**Texte du document**:
-*-*-
Est-ce à dire que l’article 1112-1 rend obsolètes les dispositions particulières qui, avant la réforme de 2016, avaient déjà consacré l’obligation d’information ?

Tel serait le cas si l’objet de l’obligation d’information ou ses modalités d’exécution étaient similaires d’un texte à l’autre. Toutefois, il n’en est rien.

L’obligation d’information est envisagée différemment selon le domaine dans lequel elle a vocation à s’imposer aux agents.

Aussi, l’article 1112-1 du Code n’est nullement dépourvu de toute utilité. Il a vocation à s’appliquer à défaut de texte spécial prévoyant une obligation d’information.

III) Objet de l’obligation d’information

A) Principe : toute information déterminante du consentement

L’article 1112-1 du Code civil prévoit que le débiteur de l’obligation d’information doit informer son cocontractant de toute information dont l’importance est déterminante pour le consentement de ce dernier.

Que doit-on entendre par « importance déterminante de l’information » ?

L’alinéa 3 de l’article 1112-1 du Code civil précise que « ont une importance déterminante les informations qui ont un lien direct et nécessaire avec le contenu du contrat ou la qualité des parties. »

Il ne peut donc s’agir que des informations pertinentes, soit celles qui ont un rapport avec l’objet ou la cause des obligations nées du contrat ou encore la qualité des cocontractants.

L’information communiquée doit, en d’autres termes, permettre au cocontractant de s’engager en toute connaissance de cause, soit de mesurer la portée de son engagement.

Aussi, l’obligation d’information garantit-elle l’expression d’un consentement libre et éclairé.

B) Exceptions

Bien que l’article 1112-1 al. 1 commande à tout contractant de communiquer à l’autre partie toutes les informations susceptibles d’être déterminantes de son consentement, cette règle n’en demeure pas moins assortie d’une exception : l’information portant sur la valeur de la prestation

L’alinéa 2 de l’article 1112-1 du Code de commerce prévoit, en effet, que l’obligation d’information ne saurait porter sur l’estimation de la valeur de la prestation.

Cela signifie que le débiteur de l’obligation d’information n’est jamais tenu de révéler à son cocontractant la véritable valeur du bien, objet du contrat, quand bien même il s’agirait là d’une information dont l’importance est déterminante de son consentement.
-*-*-
[Enregistrements de cadres étiquetés]
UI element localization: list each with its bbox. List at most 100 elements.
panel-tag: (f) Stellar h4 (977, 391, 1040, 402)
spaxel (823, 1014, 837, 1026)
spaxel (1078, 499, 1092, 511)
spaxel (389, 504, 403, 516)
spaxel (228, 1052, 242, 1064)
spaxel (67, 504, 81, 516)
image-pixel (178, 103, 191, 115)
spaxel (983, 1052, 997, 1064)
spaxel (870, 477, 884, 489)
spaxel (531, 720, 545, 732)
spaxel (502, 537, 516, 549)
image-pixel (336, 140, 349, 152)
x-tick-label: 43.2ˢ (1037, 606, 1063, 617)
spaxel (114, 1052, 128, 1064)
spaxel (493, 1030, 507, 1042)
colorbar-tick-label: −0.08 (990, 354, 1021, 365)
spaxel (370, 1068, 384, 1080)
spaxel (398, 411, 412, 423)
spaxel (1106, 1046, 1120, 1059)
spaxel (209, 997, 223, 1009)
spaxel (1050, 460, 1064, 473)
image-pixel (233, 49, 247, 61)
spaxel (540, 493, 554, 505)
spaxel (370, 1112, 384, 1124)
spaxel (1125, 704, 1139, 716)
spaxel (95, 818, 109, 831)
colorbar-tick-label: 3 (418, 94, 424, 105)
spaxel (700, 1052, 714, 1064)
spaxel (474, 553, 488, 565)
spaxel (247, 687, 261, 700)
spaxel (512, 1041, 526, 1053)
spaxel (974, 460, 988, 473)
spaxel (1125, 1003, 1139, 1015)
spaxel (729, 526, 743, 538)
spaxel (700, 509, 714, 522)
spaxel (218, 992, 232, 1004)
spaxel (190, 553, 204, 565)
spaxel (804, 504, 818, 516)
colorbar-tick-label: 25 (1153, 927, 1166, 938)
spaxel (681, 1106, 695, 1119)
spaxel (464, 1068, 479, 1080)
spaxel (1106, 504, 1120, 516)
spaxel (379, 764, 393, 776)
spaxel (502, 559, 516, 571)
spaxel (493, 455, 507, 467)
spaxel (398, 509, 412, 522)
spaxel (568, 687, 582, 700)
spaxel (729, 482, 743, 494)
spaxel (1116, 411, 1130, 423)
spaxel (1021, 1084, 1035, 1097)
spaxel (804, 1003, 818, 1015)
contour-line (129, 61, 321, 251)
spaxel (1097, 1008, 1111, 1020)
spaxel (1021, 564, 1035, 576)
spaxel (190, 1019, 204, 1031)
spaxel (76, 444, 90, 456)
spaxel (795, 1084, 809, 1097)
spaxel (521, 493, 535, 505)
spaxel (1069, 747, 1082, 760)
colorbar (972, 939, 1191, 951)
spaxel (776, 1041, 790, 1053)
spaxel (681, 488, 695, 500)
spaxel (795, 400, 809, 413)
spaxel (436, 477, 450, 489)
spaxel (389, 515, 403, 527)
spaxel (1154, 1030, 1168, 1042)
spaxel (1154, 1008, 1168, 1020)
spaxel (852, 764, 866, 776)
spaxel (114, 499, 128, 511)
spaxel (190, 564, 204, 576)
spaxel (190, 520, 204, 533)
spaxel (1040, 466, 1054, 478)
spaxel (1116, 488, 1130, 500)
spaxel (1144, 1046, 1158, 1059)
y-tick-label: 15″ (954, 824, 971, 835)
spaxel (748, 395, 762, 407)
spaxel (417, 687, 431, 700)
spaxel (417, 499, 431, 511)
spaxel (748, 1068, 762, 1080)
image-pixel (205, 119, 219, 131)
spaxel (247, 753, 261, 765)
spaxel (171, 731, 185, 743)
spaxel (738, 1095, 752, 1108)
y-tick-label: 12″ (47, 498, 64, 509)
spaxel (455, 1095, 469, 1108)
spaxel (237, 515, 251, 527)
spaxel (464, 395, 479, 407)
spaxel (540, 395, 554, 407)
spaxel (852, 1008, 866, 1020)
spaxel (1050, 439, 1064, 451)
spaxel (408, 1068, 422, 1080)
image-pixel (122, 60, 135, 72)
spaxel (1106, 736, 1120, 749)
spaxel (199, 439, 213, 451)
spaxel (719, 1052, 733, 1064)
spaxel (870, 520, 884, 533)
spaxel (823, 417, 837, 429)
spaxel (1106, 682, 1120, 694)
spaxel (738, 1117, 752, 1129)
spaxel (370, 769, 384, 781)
-*-*-
**Consignes**:
1/ Relevez tous les intertitres du texte sur l'obligation d'information, dans leur ordre d'apparition.
2/ Reprenez le texte sur l'obligation d'information juste après sa dernière phrase et prolongez-le de quelques lignes.

**Réponses**:
1/
III) Objet de l'obligation d'information
A) Principe : toute information déterminante du consentement
B) Exceptions

2/
La formulation de cette précision appelle plusieurs observations :

==>Consécration de la solution retenue dans l’arrêt Baldus

En précisant à l’alinéa 2 de l’article 1112-1 du Code civil que le devoir d’information « ne porte pas sur l’estimation de la valeur de la prestation. » le législateur a voulu consacrer la position retenue par la Cour de cassation dans le célèbre arrêt Baldus du 3 mai 2000 (Cass. 1ère civ. 3 mai 2000, n°98-11.381).

Dans cette décision, la première chambre civile avait, en effet, estimé « qu’aucune obligation d’information ne pesait sur l’acheteur » s’agissant de la valeur de la prestation.

*****

Arrêt Baldus

(Cass. 1ère civ. 3 mai 2000)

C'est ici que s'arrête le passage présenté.